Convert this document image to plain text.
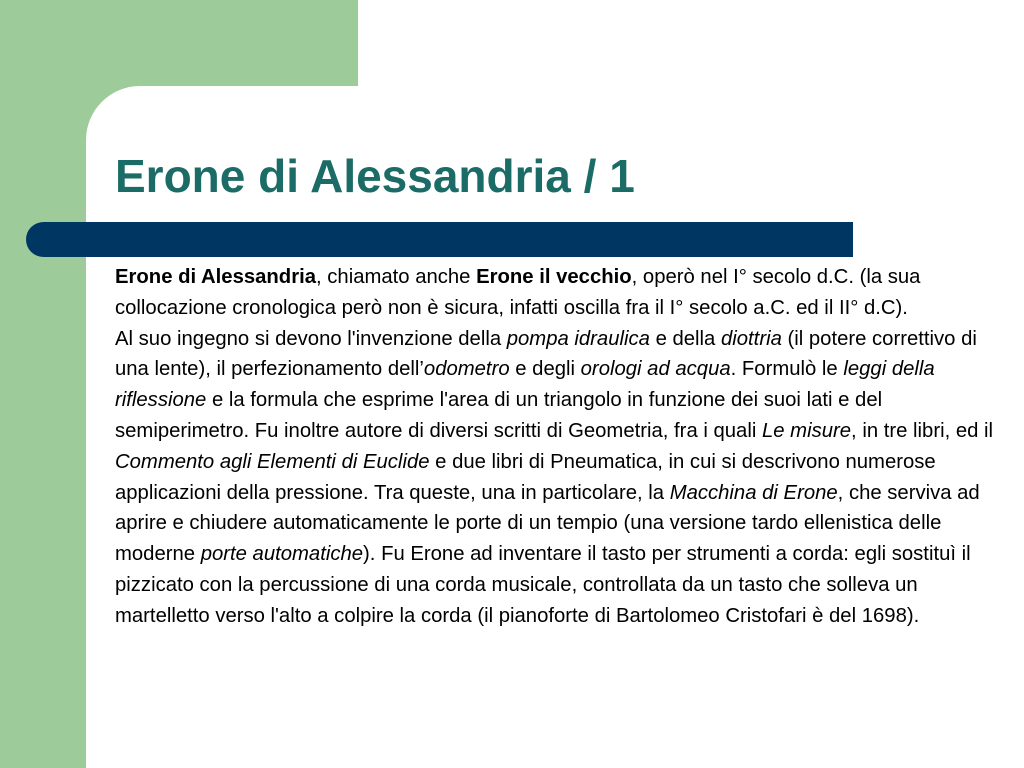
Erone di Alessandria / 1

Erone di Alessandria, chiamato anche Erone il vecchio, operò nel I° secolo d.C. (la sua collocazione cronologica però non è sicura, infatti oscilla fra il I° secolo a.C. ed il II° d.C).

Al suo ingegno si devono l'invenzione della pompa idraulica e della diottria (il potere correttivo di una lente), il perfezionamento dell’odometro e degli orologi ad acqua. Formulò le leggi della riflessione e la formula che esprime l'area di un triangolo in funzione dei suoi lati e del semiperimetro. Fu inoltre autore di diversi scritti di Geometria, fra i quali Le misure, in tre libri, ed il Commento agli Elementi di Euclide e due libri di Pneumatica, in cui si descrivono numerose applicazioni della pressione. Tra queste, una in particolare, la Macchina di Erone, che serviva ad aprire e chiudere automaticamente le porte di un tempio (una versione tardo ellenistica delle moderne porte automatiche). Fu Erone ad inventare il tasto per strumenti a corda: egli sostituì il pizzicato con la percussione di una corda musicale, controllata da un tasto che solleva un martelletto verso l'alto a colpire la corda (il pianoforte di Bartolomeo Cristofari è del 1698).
* * * * * * * * *
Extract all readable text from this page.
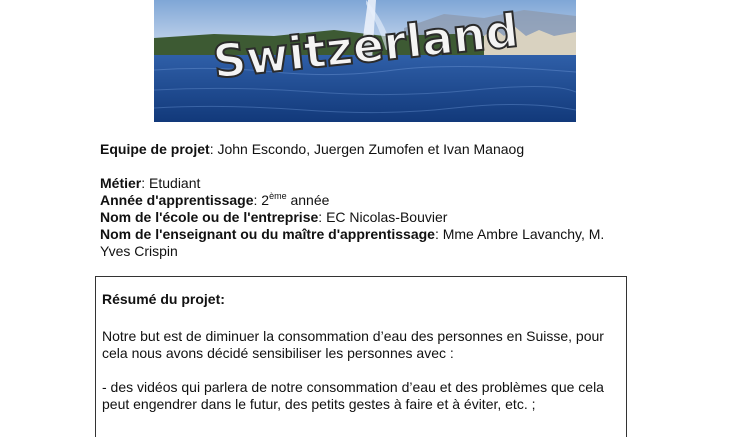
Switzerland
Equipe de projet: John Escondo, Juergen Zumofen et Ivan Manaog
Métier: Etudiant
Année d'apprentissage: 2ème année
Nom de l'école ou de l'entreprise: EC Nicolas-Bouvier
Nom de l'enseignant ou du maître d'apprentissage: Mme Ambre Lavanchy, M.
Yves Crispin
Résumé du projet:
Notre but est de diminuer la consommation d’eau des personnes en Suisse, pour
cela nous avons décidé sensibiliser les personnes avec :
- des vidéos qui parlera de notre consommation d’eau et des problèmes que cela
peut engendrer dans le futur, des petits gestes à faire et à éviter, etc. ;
* * * * * * * * *
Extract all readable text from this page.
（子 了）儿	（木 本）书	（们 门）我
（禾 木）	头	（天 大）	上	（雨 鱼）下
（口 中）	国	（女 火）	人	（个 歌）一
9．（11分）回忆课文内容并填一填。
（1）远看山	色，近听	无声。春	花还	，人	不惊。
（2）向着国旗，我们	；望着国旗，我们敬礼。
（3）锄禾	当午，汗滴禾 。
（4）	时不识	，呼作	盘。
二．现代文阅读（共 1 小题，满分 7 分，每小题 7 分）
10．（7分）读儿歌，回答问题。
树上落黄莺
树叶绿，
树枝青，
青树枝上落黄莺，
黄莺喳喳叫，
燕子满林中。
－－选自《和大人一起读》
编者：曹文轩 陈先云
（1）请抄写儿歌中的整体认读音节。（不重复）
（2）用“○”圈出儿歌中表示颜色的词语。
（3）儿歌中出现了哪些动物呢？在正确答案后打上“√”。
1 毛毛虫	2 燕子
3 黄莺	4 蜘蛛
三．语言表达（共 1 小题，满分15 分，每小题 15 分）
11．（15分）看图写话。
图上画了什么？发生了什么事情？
* * * * * * * * *
• **Stated task**
From the entries above, collect every line with the string "personnes" in it.

• **Result for this task**
Notre but est de diminuer la consommation d’eau des personnes en Suisse, pour
cela nous avons décidé sensibiliser les personnes avec :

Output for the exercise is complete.